### WHAT YOU NEED TO DO:
Lines containing the word "zdroja" are to be counted; state their number and nothing further.

* Start GIVEN DATA *

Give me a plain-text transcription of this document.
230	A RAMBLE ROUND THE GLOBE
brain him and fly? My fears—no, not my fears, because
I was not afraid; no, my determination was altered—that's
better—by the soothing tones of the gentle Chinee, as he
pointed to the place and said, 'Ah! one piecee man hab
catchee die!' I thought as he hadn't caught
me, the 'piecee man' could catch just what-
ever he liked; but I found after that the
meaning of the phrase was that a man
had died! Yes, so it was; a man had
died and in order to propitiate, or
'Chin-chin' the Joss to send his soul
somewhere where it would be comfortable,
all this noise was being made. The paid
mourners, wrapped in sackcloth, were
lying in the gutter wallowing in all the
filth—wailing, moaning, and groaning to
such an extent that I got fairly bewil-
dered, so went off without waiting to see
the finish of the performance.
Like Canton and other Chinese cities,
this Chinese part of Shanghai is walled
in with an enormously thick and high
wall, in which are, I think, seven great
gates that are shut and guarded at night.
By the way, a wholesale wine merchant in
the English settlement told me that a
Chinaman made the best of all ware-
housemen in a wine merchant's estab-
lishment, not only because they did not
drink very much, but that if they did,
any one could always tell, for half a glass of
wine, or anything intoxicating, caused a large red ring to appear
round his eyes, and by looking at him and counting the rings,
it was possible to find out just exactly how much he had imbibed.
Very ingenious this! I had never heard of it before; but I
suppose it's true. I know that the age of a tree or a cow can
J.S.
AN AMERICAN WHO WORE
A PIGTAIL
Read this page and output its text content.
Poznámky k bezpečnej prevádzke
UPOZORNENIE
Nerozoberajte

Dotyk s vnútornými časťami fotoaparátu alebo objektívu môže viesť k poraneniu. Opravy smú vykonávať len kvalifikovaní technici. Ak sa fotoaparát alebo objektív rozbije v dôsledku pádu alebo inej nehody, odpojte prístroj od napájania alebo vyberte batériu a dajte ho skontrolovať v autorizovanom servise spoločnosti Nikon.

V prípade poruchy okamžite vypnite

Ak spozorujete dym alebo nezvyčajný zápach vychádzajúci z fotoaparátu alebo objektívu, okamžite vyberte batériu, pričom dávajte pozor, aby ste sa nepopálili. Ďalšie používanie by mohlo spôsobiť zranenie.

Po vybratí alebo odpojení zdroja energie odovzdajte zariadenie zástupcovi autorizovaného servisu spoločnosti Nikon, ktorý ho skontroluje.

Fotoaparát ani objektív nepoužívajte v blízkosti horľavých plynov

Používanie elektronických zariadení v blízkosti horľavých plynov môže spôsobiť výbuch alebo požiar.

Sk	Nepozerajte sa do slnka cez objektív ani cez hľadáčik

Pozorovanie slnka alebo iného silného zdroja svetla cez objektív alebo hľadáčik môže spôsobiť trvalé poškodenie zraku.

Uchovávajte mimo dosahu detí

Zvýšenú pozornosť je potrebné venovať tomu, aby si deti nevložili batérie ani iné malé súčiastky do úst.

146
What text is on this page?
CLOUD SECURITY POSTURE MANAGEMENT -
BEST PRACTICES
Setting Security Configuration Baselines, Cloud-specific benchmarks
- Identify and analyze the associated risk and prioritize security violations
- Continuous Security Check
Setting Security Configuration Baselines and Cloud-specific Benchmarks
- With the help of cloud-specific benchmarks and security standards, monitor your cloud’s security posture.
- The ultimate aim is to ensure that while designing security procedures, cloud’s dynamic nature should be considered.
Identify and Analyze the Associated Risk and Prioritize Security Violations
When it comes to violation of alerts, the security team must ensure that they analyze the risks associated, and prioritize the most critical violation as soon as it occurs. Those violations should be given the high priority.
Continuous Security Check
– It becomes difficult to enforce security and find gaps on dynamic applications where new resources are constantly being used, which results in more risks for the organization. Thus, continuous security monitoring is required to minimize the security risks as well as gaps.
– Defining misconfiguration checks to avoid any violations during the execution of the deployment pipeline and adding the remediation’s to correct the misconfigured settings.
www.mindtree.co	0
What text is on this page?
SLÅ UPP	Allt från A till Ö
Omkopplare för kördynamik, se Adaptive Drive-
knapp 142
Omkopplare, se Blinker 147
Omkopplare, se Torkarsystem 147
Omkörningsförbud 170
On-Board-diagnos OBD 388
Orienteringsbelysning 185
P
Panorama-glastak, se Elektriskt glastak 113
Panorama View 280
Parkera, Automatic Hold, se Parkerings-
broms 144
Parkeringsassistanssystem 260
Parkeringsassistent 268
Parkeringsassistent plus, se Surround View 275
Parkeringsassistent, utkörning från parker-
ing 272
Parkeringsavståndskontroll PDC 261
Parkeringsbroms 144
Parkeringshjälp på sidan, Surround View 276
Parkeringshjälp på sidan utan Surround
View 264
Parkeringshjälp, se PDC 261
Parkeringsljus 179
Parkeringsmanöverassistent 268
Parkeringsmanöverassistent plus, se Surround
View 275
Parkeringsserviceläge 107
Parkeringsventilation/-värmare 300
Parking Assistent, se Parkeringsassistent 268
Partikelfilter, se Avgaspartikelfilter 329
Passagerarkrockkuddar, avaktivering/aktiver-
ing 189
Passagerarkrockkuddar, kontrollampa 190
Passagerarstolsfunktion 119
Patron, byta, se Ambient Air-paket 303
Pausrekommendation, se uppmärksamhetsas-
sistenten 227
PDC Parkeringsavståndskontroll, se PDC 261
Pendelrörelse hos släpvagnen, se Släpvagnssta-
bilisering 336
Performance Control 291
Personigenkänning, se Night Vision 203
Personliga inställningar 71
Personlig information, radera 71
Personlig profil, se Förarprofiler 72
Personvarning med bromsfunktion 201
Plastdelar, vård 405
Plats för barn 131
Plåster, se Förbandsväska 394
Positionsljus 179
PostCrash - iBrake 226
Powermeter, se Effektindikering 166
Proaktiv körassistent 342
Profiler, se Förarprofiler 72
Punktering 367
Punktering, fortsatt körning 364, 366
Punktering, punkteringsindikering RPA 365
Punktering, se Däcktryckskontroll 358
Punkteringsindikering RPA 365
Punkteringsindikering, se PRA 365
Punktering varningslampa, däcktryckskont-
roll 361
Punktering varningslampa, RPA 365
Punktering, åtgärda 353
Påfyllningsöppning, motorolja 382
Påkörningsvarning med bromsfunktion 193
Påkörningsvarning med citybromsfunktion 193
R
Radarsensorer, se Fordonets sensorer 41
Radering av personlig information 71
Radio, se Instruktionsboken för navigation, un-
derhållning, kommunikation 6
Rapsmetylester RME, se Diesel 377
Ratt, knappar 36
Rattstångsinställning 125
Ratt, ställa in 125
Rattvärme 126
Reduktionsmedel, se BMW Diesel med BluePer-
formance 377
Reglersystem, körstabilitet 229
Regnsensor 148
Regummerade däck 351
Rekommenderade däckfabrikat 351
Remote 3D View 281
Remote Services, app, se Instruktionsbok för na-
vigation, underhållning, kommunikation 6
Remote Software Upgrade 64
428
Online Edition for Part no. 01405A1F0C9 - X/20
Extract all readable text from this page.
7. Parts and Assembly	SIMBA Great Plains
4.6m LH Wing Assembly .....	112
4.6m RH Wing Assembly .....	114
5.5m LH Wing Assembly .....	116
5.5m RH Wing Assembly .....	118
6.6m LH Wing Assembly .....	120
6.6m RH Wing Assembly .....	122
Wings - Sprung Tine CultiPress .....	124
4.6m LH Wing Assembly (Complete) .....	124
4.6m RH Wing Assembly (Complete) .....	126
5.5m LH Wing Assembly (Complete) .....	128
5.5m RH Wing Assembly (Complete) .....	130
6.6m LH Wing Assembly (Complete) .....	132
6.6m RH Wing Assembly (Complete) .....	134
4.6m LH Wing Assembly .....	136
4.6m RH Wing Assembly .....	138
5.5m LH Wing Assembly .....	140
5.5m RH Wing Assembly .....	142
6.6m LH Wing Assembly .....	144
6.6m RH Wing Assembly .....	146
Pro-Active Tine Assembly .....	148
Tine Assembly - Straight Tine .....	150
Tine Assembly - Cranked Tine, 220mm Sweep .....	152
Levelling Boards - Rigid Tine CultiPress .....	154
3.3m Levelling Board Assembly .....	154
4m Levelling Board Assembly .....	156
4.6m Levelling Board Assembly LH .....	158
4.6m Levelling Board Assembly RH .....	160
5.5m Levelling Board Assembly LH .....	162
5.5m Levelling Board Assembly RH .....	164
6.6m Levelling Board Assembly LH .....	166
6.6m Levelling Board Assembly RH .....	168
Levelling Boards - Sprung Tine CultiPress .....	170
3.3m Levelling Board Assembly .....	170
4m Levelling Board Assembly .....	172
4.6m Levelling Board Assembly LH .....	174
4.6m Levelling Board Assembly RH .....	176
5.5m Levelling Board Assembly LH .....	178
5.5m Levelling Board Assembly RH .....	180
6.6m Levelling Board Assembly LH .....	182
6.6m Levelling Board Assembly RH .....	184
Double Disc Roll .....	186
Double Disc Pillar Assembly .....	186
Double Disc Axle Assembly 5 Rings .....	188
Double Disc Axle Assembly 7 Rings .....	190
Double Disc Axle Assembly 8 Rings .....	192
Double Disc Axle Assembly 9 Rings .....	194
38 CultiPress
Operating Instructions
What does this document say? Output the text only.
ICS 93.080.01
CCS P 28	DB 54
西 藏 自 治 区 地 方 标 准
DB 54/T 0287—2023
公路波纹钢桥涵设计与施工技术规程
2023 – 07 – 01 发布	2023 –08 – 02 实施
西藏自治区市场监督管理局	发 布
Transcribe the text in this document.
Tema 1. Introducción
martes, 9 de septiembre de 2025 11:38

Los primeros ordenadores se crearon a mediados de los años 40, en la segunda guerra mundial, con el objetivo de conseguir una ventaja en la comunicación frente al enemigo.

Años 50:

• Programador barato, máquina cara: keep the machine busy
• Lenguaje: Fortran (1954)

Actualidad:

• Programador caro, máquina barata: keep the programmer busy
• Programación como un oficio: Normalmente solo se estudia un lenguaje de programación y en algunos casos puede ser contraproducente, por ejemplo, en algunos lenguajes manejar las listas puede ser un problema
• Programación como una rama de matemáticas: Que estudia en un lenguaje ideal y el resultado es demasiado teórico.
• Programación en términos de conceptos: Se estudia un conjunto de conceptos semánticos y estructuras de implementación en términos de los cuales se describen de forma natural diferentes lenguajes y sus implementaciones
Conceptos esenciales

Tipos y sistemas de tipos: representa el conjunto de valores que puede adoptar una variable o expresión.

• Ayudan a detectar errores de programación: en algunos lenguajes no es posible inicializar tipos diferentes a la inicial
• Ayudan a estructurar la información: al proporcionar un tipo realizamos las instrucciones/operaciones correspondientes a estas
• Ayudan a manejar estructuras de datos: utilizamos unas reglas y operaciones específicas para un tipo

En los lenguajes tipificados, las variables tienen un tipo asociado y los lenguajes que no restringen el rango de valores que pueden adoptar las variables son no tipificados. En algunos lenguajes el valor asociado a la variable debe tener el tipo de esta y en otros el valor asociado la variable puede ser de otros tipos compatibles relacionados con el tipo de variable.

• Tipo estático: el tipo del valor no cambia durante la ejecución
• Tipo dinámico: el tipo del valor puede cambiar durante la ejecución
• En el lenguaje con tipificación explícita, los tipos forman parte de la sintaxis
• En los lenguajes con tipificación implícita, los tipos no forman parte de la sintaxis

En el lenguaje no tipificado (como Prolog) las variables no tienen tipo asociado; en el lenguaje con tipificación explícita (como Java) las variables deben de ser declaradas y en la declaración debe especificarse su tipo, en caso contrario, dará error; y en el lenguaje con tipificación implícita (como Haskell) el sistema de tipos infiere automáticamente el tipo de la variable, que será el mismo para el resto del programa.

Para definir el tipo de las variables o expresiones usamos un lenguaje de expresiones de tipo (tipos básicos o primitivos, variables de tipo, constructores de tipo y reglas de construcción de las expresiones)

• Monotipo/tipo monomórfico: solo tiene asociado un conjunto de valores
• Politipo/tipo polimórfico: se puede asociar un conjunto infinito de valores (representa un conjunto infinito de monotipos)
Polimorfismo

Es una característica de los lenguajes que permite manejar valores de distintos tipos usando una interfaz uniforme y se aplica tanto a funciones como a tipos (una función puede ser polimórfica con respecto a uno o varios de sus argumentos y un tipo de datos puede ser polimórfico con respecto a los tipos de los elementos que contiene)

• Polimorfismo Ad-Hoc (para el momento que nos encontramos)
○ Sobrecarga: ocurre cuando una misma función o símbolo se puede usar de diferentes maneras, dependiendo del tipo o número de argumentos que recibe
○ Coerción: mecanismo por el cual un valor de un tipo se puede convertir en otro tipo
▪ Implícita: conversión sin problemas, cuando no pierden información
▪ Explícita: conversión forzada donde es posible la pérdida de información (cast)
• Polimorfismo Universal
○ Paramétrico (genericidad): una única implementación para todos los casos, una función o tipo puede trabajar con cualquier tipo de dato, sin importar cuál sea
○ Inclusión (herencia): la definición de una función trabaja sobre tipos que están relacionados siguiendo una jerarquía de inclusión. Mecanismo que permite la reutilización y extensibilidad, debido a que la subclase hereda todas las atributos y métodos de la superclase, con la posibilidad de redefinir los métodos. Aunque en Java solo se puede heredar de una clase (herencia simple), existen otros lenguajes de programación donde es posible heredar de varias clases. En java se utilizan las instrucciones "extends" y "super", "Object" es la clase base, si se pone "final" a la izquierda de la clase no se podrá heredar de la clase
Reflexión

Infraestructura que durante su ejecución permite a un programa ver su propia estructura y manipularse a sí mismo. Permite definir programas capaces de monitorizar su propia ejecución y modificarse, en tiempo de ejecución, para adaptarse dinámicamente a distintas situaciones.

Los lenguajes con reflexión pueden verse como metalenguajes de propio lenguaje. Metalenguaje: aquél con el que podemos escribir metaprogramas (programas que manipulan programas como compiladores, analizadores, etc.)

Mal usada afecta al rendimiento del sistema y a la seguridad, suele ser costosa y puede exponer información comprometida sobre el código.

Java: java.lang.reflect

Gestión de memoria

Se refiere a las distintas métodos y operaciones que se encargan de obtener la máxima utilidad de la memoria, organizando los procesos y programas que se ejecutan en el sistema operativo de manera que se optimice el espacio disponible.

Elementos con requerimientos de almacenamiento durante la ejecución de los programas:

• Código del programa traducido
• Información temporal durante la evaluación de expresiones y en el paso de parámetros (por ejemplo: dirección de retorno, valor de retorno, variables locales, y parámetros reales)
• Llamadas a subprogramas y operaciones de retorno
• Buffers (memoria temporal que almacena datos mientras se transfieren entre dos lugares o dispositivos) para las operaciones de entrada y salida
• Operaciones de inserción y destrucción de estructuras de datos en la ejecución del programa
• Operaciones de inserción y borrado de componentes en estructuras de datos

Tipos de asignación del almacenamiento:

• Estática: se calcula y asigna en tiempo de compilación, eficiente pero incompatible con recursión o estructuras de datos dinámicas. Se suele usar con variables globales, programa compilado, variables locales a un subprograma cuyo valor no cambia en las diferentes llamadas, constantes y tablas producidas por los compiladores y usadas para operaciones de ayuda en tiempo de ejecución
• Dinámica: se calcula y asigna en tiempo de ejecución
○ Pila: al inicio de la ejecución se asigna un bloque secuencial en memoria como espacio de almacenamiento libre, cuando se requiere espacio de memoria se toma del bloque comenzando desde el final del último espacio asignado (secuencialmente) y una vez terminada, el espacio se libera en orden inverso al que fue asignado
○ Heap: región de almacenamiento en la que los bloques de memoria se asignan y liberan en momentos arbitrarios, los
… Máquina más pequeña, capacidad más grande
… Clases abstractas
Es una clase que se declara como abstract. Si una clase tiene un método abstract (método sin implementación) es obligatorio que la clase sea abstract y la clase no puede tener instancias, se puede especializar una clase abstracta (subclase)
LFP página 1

* End GIVEN DATA *

### SOLUTION TO THIS TASK:
2